Source material:
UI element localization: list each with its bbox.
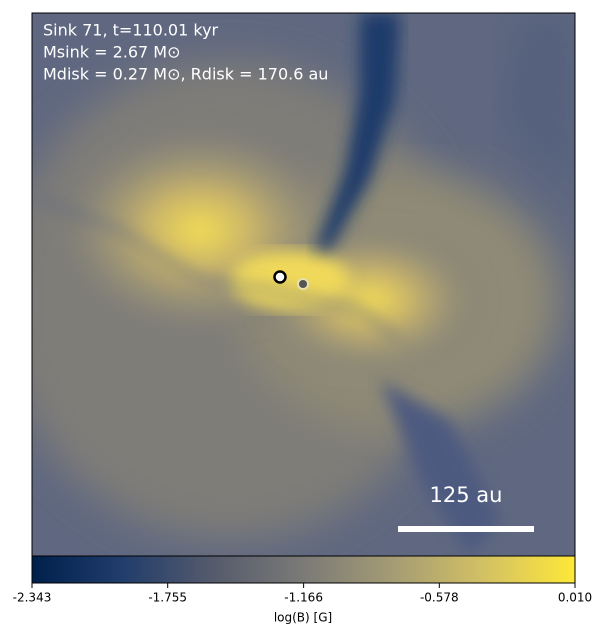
sink-marker xyxy=(273,270,287,284)
field-image xyxy=(32,13,575,556)
scale-bar xyxy=(398,526,534,532)
colorbar-tick-label: -1.755 xyxy=(148,591,187,605)
annotation: Msink = 2.67 M⊙ xyxy=(43,43,181,62)
scale-bar-label: 125 au xyxy=(430,483,503,507)
annotation: Mdisk = 0.27 M⊙, Rdisk = 170.6 au xyxy=(43,65,328,84)
colorbar-tick-label: -0.578 xyxy=(420,591,459,605)
colorbar-tick-label: -2.343 xyxy=(13,591,52,605)
colorbar-label: log(B) [G] xyxy=(274,611,332,625)
sink-marker xyxy=(297,278,309,290)
colorbar-tick-label: 0.010 xyxy=(558,591,592,605)
colorbar-tick-label: -1.166 xyxy=(284,591,323,605)
annotation: Sink 71, t=110.01 kyr xyxy=(43,21,219,40)
colorbar xyxy=(31,555,576,584)
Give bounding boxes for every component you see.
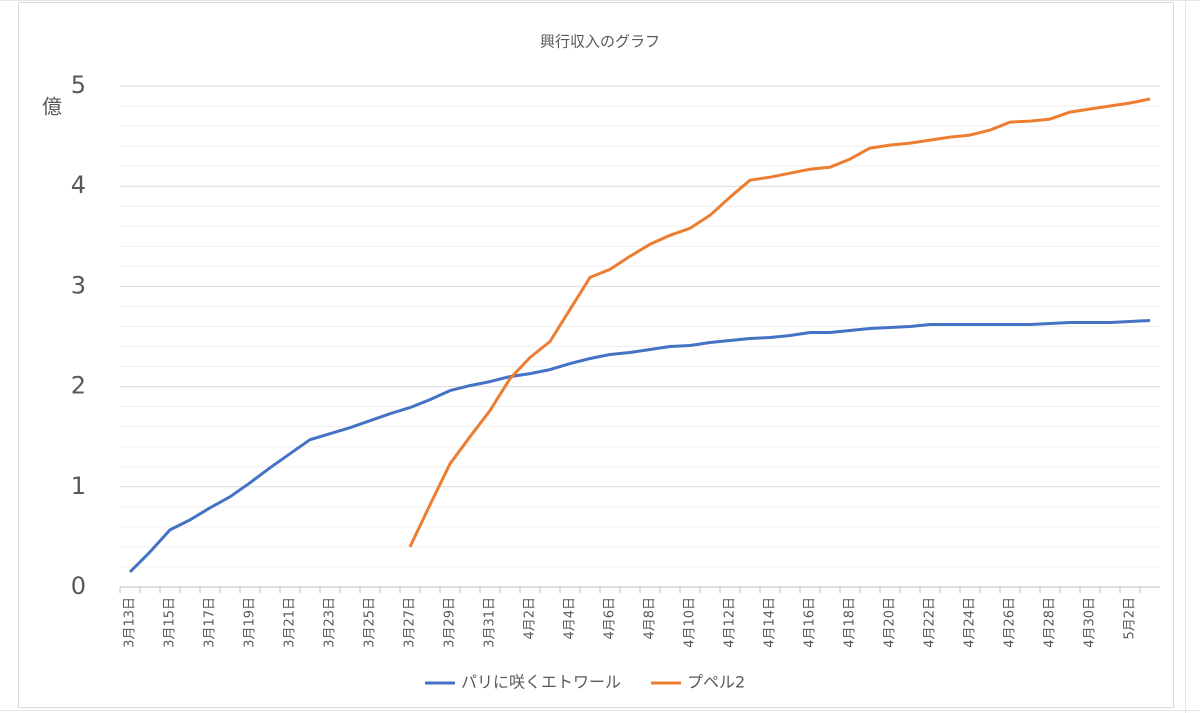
y-tick-label: 5: [71, 71, 86, 99]
x-tick-label: 4月10日: [683, 597, 698, 648]
x-tick-label: 4月16日: [803, 597, 818, 648]
x-tick-label: 4月6日: [603, 597, 618, 640]
x-tick-label: 3月13日: [123, 597, 138, 648]
x-tick-label: 3月15日: [163, 597, 178, 648]
legend-label: プペル2: [687, 673, 745, 692]
x-tick-label: 4月26日: [1003, 597, 1018, 648]
y-tick-label: 4: [71, 171, 86, 199]
x-tick-label: 4月18日: [843, 597, 858, 648]
x-tick-label: 3月21日: [283, 597, 298, 648]
x-tick-label: 3月31日: [483, 597, 498, 648]
x-tick-label: 5月2日: [1123, 597, 1138, 640]
legend-label: パリに咲くエトワール: [461, 673, 621, 692]
x-tick-label: 3月19日: [243, 597, 258, 648]
x-tick-label: 3月25日: [363, 597, 378, 648]
x-tick-label: 4月24日: [963, 597, 978, 648]
series-line: [128, 319, 1151, 574]
x-tick-label: 4月20日: [883, 597, 898, 648]
x-tick-label: 4月14日: [763, 597, 778, 648]
x-tick-label: 3月23日: [323, 597, 338, 648]
x-tick-label: 4月22日: [923, 597, 938, 648]
x-tick-label: 3月27日: [403, 597, 418, 648]
y-tick-label: 3: [71, 271, 86, 299]
x-tick-label: 3月17日: [203, 597, 218, 648]
chart-title: 興行収入のグラフ: [540, 33, 660, 51]
y-axis-label: 億: [42, 95, 62, 119]
y-tick-label: 1: [71, 472, 86, 500]
x-tick-label: 4月2日: [523, 597, 538, 640]
x-tick-label: 3月29日: [443, 597, 458, 648]
x-tick-label: 4月8日: [643, 597, 658, 640]
x-tick-label: 4月4日: [563, 597, 578, 640]
y-tick-label: 0: [71, 572, 86, 600]
chart-area: [18, 2, 1174, 708]
x-tick-label: 4月28日: [1043, 597, 1058, 648]
series-line: [408, 97, 1151, 548]
x-tick-label: 4月30日: [1083, 597, 1098, 648]
y-tick-label: 2: [71, 372, 86, 400]
x-tick-label: 4月12日: [723, 597, 738, 648]
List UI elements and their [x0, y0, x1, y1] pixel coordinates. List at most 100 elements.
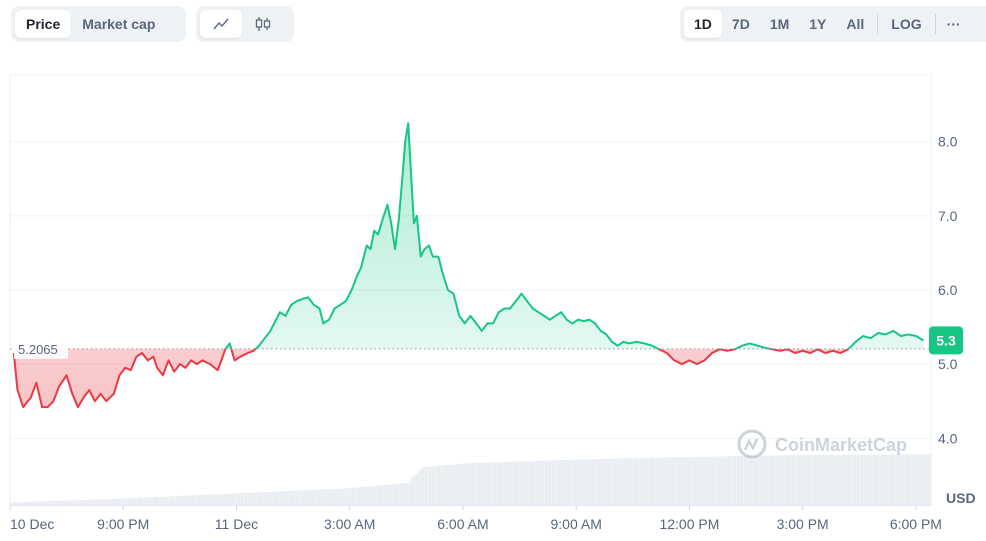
- volume-bar: [607, 458, 610, 505]
- volume-bar: [467, 463, 470, 505]
- volume-bar: [68, 500, 71, 505]
- range-1d-button[interactable]: 1D: [684, 10, 722, 38]
- volume-bar: [684, 457, 687, 505]
- volume-bar: [370, 486, 373, 505]
- log-scale-button[interactable]: LOG: [891, 16, 922, 32]
- price-line-down: [12, 348, 850, 409]
- volume-bar: [678, 457, 681, 505]
- volume-bar: [736, 456, 739, 505]
- volume-bar: [918, 454, 921, 505]
- volume-bar: [635, 458, 638, 505]
- volume-bar: [28, 501, 31, 505]
- volume-bar: [157, 496, 160, 505]
- volume-bar: [743, 455, 746, 505]
- current-price-label: 5.3: [936, 332, 956, 348]
- volume-bar: [569, 459, 572, 505]
- volume-bar: [422, 467, 425, 505]
- price-tab[interactable]: Price: [15, 10, 72, 38]
- volume-bar: [820, 454, 823, 505]
- volume-bar: [304, 490, 307, 505]
- volume-bar: [555, 460, 558, 505]
- volume-bar: [689, 456, 692, 505]
- volume-bar: [535, 460, 538, 505]
- volume-bar: [152, 497, 155, 505]
- volume-bar: [279, 491, 282, 505]
- range-all-button[interactable]: All: [846, 16, 865, 32]
- volume-bar: [866, 454, 869, 505]
- volume-bar: [89, 499, 92, 505]
- y-tick-label: 6.0: [938, 282, 958, 298]
- volume-bar: [657, 457, 660, 505]
- volume-bar: [324, 489, 327, 505]
- volume-bar: [252, 492, 255, 505]
- volume-bar: [630, 458, 633, 505]
- volume-bar: [372, 486, 375, 505]
- range-7d-button[interactable]: 7D: [731, 16, 750, 32]
- volume-bar: [659, 457, 662, 505]
- volume-bar: [519, 461, 522, 505]
- volume-bar: [426, 466, 429, 505]
- volume-bar: [791, 455, 794, 505]
- volume-bar: [202, 494, 205, 505]
- volume-bar: [462, 463, 465, 505]
- volume-bar: [188, 495, 191, 505]
- volume-bar: [721, 456, 724, 505]
- volume-bar: [718, 456, 721, 505]
- volume-bar: [560, 460, 563, 505]
- volume-bar: [173, 496, 176, 505]
- volume-bar: [603, 458, 606, 505]
- volume-bar: [322, 489, 325, 505]
- volume-bar: [415, 473, 418, 505]
- volume-bar: [53, 500, 56, 505]
- volume-bar: [241, 493, 244, 505]
- volume-bar: [250, 492, 253, 505]
- range-1y-button[interactable]: 1Y: [809, 16, 827, 32]
- volume-bar: [580, 459, 583, 505]
- volume-bar: [134, 497, 137, 505]
- market-cap-tab[interactable]: Market cap: [82, 16, 156, 32]
- volume-bar: [539, 460, 542, 505]
- volume-bar: [553, 460, 556, 505]
- volume-bar: [55, 500, 58, 505]
- volume-bar: [875, 454, 878, 505]
- volume-bar: [725, 456, 728, 505]
- volume-bar: [558, 460, 561, 505]
- volume-bar: [265, 491, 268, 505]
- volume-bar: [449, 464, 452, 505]
- candlestick-icon[interactable]: [242, 10, 284, 38]
- line-chart-icon[interactable]: [200, 10, 242, 38]
- volume-bar: [857, 454, 860, 505]
- volume-bar: [834, 454, 837, 505]
- volume-bar: [91, 499, 94, 505]
- volume-bar: [592, 459, 595, 505]
- volume-bar: [399, 483, 402, 505]
- more-options-button[interactable]: ···: [946, 16, 961, 32]
- volume-bar: [542, 460, 545, 505]
- volume-bar: [313, 489, 316, 505]
- x-tick-label: 10 Dec: [10, 516, 54, 532]
- volume-bar: [340, 488, 343, 505]
- volume-bar: [379, 485, 382, 505]
- volume-bar: [823, 454, 826, 505]
- volume-bar: [521, 461, 524, 505]
- volume-bar: [354, 487, 357, 505]
- x-tick-label: 3:00 PM: [777, 516, 829, 532]
- volume-bar: [64, 500, 67, 505]
- range-1m-button[interactable]: 1M: [769, 16, 790, 32]
- volume-bar: [34, 501, 37, 505]
- volume-bar: [367, 486, 370, 505]
- volume-bar: [501, 462, 504, 505]
- volume-bar: [96, 499, 99, 505]
- volume-bar: [254, 492, 257, 505]
- volume-bar: [82, 499, 85, 505]
- volume-bar: [442, 465, 445, 505]
- volume-bar: [274, 491, 277, 505]
- volume-bar: [225, 493, 228, 505]
- watermark-text: CoinMarketCap: [775, 435, 907, 455]
- volume-bar: [890, 454, 893, 505]
- volume-bar: [843, 454, 846, 505]
- volume-bar: [746, 455, 749, 505]
- volume-bar: [637, 458, 640, 505]
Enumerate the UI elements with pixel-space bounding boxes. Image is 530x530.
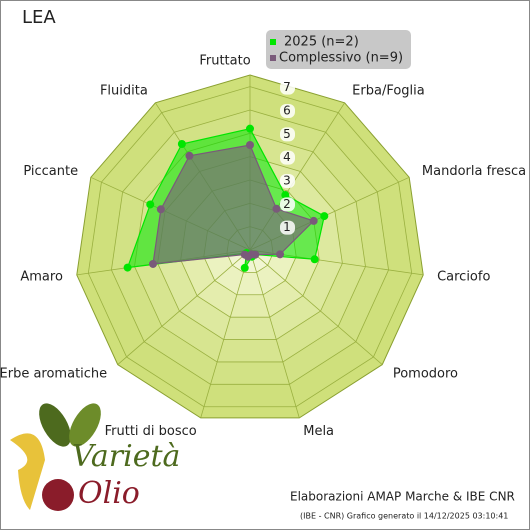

What to produce:
Switch "annotation" to "text-label" in the records between the lines holding "sink-marker xyxy=(273,270,287,284)" and "Give bounding boxes", inclusive. Give only those lines again, with everything else unchanged.

Answer to the exercise:
sink-marker xyxy=(273,270,287,284)
field-image xyxy=(32,13,575,556)
scale-bar xyxy=(398,526,534,532)
colorbar-tick-label: -1.755 xyxy=(148,591,187,605)
text-label: Msink = 2.67 M⊙ xyxy=(43,43,181,62)
scale-bar-label: 125 au xyxy=(430,483,503,507)
text-label: Mdisk = 0.27 M⊙, Rdisk = 170.6 au xyxy=(43,65,328,84)
colorbar-tick-label: -0.578 xyxy=(420,591,459,605)
colorbar-tick-label: -2.343 xyxy=(13,591,52,605)
colorbar-label: log(B) [G] xyxy=(274,611,332,625)
sink-marker xyxy=(297,278,309,290)
colorbar-tick-label: 0.010 xyxy=(558,591,592,605)
colorbar-tick-label: -1.166 xyxy=(284,591,323,605)
text-label: Sink 71, t=110.01 kyr xyxy=(43,21,219,40)
colorbar xyxy=(31,555,576,584)
Give bounding boxes for every component you see.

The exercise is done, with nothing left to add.